Figure dataset records:
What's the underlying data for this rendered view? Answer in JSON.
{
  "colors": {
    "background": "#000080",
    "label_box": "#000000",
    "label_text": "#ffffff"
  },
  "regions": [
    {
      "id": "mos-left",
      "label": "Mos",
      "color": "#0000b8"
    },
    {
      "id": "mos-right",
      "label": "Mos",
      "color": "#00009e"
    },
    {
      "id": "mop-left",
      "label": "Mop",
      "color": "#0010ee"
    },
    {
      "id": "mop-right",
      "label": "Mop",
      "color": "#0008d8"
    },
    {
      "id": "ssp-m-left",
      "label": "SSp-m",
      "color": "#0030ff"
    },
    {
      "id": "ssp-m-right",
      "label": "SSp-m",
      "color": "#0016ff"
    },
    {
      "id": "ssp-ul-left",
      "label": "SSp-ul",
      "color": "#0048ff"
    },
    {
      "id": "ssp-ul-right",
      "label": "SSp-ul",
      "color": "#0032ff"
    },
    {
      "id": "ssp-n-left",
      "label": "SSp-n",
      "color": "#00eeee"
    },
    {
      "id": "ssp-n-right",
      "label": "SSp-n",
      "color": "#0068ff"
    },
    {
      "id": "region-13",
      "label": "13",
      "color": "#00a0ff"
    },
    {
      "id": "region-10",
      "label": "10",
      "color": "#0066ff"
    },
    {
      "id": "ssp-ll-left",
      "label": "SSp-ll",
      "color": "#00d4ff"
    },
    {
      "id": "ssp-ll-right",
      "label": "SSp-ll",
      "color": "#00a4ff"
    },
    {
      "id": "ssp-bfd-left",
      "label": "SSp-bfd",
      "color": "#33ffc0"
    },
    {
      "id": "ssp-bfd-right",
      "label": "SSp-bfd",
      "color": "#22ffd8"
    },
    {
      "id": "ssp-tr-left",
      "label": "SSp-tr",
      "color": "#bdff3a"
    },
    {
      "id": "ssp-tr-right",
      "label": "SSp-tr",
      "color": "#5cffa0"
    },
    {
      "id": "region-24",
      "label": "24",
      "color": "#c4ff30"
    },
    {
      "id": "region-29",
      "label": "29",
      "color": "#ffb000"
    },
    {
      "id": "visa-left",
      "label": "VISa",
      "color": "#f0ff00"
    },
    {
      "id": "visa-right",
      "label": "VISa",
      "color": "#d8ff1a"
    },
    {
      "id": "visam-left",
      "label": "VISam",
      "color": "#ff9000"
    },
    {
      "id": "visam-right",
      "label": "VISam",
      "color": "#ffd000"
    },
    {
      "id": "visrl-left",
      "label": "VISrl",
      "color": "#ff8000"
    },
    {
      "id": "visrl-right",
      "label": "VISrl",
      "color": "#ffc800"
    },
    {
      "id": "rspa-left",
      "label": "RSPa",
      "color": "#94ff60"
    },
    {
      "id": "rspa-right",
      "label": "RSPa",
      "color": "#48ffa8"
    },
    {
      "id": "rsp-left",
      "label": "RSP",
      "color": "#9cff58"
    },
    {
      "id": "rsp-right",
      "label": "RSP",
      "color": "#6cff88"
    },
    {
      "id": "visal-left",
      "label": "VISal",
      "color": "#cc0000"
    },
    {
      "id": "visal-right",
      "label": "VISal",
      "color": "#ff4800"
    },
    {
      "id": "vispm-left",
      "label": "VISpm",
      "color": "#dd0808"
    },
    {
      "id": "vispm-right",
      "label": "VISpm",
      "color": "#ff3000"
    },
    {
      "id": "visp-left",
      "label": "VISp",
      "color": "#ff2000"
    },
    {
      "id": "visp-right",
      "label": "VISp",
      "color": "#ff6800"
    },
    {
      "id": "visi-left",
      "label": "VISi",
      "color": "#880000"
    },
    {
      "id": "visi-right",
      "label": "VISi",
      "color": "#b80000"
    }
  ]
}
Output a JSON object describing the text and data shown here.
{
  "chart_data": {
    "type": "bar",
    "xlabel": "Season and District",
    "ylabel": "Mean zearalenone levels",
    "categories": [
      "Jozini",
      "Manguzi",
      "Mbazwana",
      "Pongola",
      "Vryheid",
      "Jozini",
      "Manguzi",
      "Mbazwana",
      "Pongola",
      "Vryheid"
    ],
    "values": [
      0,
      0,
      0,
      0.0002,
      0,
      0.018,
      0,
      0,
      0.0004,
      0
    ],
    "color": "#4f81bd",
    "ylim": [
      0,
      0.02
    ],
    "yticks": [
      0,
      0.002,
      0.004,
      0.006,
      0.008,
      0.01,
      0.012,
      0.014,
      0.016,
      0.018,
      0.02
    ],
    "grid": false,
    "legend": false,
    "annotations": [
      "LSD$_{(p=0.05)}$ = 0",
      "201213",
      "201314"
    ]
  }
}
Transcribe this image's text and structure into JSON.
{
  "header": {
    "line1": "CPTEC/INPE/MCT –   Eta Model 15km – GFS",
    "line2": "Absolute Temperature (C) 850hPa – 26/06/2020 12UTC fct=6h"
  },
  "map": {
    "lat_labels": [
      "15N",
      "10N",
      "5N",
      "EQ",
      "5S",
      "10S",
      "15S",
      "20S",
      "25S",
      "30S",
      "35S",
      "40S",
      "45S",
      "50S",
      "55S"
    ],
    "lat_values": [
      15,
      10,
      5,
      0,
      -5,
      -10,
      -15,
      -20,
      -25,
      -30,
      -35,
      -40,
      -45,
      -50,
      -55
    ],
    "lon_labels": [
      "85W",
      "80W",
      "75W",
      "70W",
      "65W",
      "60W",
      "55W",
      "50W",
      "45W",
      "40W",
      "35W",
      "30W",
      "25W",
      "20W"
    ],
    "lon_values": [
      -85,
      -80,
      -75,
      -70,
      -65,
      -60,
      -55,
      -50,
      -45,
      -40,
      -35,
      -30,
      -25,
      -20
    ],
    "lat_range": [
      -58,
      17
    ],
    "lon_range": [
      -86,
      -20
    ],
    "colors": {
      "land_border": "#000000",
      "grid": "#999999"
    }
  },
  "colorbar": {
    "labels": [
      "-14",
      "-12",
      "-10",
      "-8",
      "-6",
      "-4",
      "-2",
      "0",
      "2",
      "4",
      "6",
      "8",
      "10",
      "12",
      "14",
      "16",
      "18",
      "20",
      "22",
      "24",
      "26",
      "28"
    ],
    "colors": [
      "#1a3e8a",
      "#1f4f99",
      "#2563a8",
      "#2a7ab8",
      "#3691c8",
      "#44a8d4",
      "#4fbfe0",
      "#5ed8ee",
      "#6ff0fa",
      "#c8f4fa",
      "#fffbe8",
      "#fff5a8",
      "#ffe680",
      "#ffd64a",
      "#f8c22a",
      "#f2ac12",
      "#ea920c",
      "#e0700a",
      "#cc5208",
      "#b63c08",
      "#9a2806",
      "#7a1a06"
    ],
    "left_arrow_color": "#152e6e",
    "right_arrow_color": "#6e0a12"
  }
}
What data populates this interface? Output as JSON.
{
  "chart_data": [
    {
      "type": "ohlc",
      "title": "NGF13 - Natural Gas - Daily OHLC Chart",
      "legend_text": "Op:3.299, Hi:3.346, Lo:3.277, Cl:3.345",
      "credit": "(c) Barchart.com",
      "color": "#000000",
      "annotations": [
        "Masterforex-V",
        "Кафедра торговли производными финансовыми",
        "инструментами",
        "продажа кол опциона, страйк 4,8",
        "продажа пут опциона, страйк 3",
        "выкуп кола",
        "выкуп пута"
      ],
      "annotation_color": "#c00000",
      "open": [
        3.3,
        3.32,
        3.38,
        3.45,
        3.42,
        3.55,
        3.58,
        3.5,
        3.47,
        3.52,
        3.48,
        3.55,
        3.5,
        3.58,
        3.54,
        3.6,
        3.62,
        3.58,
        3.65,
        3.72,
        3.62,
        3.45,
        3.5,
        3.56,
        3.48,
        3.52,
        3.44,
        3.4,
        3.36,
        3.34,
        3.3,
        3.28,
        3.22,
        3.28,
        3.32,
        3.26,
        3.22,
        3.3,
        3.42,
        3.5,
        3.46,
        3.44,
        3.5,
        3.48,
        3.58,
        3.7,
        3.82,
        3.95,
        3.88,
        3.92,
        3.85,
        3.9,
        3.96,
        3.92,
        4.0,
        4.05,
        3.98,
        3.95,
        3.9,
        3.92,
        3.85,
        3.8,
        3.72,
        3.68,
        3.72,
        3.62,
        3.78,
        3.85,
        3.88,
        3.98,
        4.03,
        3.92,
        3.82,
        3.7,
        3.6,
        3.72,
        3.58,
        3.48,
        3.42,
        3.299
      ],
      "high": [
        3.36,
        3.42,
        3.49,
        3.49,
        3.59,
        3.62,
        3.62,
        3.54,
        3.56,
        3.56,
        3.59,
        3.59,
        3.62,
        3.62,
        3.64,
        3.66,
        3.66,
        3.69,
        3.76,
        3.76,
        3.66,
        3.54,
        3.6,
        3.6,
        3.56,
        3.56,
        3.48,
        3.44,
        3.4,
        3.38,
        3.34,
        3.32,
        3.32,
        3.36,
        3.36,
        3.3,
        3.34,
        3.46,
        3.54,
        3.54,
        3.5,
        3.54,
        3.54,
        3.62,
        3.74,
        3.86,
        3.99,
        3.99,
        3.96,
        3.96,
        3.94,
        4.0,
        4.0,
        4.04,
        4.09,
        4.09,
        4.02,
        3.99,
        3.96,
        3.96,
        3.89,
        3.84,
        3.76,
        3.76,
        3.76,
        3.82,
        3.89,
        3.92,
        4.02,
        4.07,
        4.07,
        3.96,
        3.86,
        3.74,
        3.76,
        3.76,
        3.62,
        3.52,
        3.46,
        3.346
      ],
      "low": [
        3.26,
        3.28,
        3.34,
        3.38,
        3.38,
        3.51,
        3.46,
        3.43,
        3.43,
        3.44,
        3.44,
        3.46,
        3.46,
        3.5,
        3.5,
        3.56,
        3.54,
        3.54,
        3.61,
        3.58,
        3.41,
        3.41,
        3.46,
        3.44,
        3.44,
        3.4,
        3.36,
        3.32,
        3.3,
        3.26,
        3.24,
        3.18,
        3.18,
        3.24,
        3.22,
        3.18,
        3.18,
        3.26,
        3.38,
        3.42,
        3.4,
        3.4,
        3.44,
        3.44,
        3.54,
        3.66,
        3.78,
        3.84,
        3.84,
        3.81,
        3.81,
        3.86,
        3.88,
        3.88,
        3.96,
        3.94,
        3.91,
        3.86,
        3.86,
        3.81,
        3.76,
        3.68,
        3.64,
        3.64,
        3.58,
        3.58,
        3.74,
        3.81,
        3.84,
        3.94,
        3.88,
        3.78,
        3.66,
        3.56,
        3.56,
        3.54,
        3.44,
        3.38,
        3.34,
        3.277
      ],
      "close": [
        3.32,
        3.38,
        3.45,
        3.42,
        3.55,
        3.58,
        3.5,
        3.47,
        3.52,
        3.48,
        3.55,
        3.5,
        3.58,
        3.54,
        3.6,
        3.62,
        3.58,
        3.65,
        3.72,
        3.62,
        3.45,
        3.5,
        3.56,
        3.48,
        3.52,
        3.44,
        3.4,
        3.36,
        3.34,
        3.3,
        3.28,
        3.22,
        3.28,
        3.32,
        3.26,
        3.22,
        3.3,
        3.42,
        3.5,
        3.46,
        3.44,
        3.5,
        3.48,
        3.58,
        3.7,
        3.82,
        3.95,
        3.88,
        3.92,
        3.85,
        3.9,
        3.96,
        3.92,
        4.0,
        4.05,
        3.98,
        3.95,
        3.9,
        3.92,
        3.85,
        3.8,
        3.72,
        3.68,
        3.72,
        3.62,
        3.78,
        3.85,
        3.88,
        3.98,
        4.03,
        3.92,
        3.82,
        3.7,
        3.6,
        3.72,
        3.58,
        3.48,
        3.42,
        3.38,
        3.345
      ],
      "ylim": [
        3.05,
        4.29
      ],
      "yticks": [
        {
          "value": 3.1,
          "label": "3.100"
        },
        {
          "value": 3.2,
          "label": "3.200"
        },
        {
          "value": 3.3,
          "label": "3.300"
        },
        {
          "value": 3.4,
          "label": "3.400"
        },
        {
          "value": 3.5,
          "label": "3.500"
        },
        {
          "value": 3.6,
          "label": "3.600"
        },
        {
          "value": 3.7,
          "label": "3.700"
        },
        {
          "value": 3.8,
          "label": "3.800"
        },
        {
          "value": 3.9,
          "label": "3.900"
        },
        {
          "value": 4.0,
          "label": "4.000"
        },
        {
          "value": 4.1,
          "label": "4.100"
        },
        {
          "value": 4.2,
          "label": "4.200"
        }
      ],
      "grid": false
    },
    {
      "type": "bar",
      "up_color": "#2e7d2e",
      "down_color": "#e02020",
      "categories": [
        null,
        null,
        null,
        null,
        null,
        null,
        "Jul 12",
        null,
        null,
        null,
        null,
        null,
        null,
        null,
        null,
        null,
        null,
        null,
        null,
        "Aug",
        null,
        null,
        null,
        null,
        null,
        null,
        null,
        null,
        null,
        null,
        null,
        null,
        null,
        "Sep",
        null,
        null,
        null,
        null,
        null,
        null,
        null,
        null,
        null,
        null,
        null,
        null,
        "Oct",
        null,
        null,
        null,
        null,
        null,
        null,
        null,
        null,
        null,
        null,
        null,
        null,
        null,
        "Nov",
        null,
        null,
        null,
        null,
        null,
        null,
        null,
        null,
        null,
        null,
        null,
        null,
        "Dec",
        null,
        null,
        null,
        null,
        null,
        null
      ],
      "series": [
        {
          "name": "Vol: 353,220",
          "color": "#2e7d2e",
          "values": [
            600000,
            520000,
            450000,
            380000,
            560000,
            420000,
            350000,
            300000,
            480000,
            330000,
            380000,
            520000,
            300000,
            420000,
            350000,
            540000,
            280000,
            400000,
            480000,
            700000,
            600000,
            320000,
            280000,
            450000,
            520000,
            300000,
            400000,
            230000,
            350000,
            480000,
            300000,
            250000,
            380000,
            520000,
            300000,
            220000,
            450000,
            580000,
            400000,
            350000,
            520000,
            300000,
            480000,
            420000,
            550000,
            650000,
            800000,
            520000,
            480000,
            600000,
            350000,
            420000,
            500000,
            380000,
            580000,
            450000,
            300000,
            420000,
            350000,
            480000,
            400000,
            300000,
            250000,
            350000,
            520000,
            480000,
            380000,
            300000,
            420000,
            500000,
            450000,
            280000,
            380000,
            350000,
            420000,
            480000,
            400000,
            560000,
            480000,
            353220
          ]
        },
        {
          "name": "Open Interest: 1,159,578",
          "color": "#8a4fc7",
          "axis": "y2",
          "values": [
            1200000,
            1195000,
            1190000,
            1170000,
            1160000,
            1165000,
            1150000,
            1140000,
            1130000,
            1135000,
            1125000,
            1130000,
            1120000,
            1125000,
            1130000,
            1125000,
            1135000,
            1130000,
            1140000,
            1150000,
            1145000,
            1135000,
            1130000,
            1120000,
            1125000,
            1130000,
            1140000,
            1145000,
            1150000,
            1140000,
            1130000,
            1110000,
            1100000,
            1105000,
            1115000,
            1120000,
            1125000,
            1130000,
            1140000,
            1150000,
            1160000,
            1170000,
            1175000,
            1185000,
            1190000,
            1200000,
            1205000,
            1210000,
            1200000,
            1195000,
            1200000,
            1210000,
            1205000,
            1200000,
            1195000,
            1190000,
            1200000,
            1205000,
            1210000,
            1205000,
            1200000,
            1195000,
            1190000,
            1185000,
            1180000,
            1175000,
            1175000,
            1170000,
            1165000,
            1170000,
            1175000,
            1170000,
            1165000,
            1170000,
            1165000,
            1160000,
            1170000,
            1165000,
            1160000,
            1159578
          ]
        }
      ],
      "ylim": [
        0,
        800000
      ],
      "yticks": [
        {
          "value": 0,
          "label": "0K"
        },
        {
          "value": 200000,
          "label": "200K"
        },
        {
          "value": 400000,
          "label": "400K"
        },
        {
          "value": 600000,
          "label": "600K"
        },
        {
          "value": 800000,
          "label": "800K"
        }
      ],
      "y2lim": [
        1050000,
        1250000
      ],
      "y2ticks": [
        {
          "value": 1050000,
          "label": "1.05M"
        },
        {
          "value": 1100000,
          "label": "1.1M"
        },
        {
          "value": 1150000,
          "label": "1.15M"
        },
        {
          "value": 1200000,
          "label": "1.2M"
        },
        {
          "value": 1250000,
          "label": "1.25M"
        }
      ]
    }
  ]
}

Request
Wherever the word "страйк" occurs in a line of the listing, copy that line.

Worked solution
        "продажа кол опциона, страйк 4,8",
        "продажа пут опциона, страйк 3",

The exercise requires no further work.